▸ WORK TO COMPLETE
Give every entry again, word for word.

── PROVIDED DATA ──

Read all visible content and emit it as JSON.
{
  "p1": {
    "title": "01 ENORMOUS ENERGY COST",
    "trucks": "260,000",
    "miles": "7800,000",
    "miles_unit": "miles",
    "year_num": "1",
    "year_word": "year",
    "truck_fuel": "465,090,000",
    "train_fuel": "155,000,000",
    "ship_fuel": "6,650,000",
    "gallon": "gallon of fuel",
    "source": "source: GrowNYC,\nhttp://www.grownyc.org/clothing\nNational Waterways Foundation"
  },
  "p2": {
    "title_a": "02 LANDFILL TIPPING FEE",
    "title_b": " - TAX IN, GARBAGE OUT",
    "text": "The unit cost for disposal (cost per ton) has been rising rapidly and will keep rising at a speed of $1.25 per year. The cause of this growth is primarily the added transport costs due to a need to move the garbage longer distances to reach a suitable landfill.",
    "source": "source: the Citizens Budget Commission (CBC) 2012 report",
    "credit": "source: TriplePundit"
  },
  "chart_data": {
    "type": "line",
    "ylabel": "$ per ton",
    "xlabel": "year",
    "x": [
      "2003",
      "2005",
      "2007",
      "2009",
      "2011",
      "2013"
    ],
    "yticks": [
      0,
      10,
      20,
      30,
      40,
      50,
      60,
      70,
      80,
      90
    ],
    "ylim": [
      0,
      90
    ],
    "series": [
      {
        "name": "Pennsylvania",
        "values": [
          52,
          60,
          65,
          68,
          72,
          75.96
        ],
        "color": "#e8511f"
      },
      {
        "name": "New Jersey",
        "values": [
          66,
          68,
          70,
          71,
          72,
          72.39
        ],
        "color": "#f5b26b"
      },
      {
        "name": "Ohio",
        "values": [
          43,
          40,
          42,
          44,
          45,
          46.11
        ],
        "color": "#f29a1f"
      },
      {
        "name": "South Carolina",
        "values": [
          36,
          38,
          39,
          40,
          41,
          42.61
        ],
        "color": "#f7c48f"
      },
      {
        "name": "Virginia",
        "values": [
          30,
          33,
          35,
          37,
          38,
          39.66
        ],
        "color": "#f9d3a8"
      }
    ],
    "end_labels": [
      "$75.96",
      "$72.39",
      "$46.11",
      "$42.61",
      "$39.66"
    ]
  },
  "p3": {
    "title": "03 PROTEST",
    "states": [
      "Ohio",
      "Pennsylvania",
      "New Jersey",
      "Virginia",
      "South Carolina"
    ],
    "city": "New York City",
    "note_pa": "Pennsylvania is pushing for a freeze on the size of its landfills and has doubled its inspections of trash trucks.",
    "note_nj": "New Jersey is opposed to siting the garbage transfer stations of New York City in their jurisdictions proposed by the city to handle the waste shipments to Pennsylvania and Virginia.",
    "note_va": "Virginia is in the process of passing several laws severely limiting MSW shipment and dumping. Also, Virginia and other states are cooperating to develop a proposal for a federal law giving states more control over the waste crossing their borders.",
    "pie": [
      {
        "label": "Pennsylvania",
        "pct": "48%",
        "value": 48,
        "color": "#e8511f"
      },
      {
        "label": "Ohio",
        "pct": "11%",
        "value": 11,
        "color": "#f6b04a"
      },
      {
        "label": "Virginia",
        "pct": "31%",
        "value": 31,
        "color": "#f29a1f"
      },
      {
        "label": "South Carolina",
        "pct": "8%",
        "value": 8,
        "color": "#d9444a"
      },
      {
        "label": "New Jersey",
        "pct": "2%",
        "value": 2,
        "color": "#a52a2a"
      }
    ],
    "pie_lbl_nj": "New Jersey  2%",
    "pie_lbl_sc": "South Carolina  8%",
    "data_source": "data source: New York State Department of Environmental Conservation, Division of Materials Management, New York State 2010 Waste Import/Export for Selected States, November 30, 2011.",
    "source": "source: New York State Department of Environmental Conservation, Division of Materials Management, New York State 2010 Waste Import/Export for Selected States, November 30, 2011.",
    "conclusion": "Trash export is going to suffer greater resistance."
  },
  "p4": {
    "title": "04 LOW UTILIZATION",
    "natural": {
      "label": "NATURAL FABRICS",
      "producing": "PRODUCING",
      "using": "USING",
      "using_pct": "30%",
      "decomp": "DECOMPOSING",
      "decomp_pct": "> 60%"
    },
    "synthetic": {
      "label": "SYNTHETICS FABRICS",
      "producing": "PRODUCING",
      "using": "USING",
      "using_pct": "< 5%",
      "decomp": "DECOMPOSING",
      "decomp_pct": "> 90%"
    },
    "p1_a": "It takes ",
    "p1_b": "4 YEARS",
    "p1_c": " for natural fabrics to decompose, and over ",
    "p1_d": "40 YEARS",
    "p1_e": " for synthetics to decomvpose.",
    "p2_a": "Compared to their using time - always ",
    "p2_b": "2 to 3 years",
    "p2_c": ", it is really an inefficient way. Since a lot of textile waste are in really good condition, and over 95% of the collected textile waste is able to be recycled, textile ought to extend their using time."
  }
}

───

▸ SOLUTION TO THIS EXERCISE
Read all visible content and emit it as JSON.
{
  "p1": {
    "title": "01 ENORMOUS ENERGY COST",
    "trucks": "260,000",
    "miles": "7800,000",
    "miles_unit": "miles",
    "year_num": "1",
    "year_word": "year",
    "truck_fuel": "465,090,000",
    "train_fuel": "155,000,000",
    "ship_fuel": "6,650,000",
    "gallon": "gallon of fuel",
    "source": "source: GrowNYC,\nhttp://www.grownyc.org/clothing\nNational Waterways Foundation"
  },
  "p2": {
    "title_a": "02 LANDFILL TIPPING FEE",
    "title_b": " - TAX IN, GARBAGE OUT",
    "text": "The unit cost for disposal (cost per ton) has been rising rapidly and will keep rising at a speed of $1.25 per year. The cause of this growth is primarily the added transport costs due to a need to move the garbage longer distances to reach a suitable landfill.",
    "source": "source: the Citizens Budget Commission (CBC) 2012 report",
    "credit": "source: TriplePundit"
  },
  "chart_data": {
    "type": "line",
    "ylabel": "$ per ton",
    "xlabel": "year",
    "x": [
      "2003",
      "2005",
      "2007",
      "2009",
      "2011",
      "2013"
    ],
    "yticks": [
      0,
      10,
      20,
      30,
      40,
      50,
      60,
      70,
      80,
      90
    ],
    "ylim": [
      0,
      90
    ],
    "series": [
      {
        "name": "Pennsylvania",
        "values": [
          52,
          60,
          65,
          68,
          72,
          75.96
        ],
        "color": "#e8511f"
      },
      {
        "name": "New Jersey",
        "values": [
          66,
          68,
          70,
          71,
          72,
          72.39
        ],
        "color": "#f5b26b"
      },
      {
        "name": "Ohio",
        "values": [
          43,
          40,
          42,
          44,
          45,
          46.11
        ],
        "color": "#f29a1f"
      },
      {
        "name": "South Carolina",
        "values": [
          36,
          38,
          39,
          40,
          41,
          42.61
        ],
        "color": "#f7c48f"
      },
      {
        "name": "Virginia",
        "values": [
          30,
          33,
          35,
          37,
          38,
          39.66
        ],
        "color": "#f9d3a8"
      }
    ],
    "end_labels": [
      "$75.96",
      "$72.39",
      "$46.11",
      "$42.61",
      "$39.66"
    ]
  },
  "p3": {
    "title": "03 PROTEST",
    "states": [
      "Ohio",
      "Pennsylvania",
      "New Jersey",
      "Virginia",
      "South Carolina"
    ],
    "city": "New York City",
    "note_pa": "Pennsylvania is pushing for a freeze on the size of its landfills and has doubled its inspections of trash trucks.",
    "note_nj": "New Jersey is opposed to siting the garbage transfer stations of New York City in their jurisdictions proposed by the city to handle the waste shipments to Pennsylvania and Virginia.",
    "note_va": "Virginia is in the process of passing several laws severely limiting MSW shipment and dumping. Also, Virginia and other states are cooperating to develop a proposal for a federal law giving states more control over the waste crossing their borders.",
    "pie": [
      {
        "label": "Pennsylvania",
        "pct": "48%",
        "value": 48,
        "color": "#e8511f"
      },
      {
        "label": "Ohio",
        "pct": "11%",
        "value": 11,
        "color": "#f6b04a"
      },
      {
        "label": "Virginia",
        "pct": "31%",
        "value": 31,
        "color": "#f29a1f"
      },
      {
        "label": "South Carolina",
        "pct": "8%",
        "value": 8,
        "color": "#d9444a"
      },
      {
        "label": "New Jersey",
        "pct": "2%",
        "value": 2,
        "color": "#a52a2a"
      }
    ],
    "pie_lbl_nj": "New Jersey  2%",
    "pie_lbl_sc": "South Carolina  8%",
    "data_source": "data source: New York State Department of Environmental Conservation, Division of Materials Management, New York State 2010 Waste Import/Export for Selected States, November 30, 2011.",
    "source": "source: New York State Department of Environmental Conservation, Division of Materials Management, New York State 2010 Waste Import/Export for Selected States, November 30, 2011.",
    "conclusion": "Trash export is going to suffer greater resistance."
  },
  "p4": {
    "title": "04 LOW UTILIZATION",
    "natural": {
      "label": "NATURAL FABRICS",
      "producing": "PRODUCING",
      "using": "USING",
      "using_pct": "30%",
      "decomp": "DECOMPOSING",
      "decomp_pct": "> 60%"
    },
    "synthetic": {
      "label": "SYNTHETICS FABRICS",
      "producing": "PRODUCING",
      "using": "USING",
      "using_pct": "< 5%",
      "decomp": "DECOMPOSING",
      "decomp_pct": "> 90%"
    },
    "p1_a": "It takes ",
    "p1_b": "4 YEARS",
    "p1_c": " for natural fabrics to decompose, and over ",
    "p1_d": "40 YEARS",
    "p1_e": " for synthetics to decomvpose.",
    "p2_a": "Compared to their using time - always ",
    "p2_b": "2 to 3 years",
    "p2_c": ", it is really an inefficient way. Since a lot of textile waste are in really good condition, and over 95% of the collected textile waste is able to be recycled, textile ought to extend their using time."
  }
}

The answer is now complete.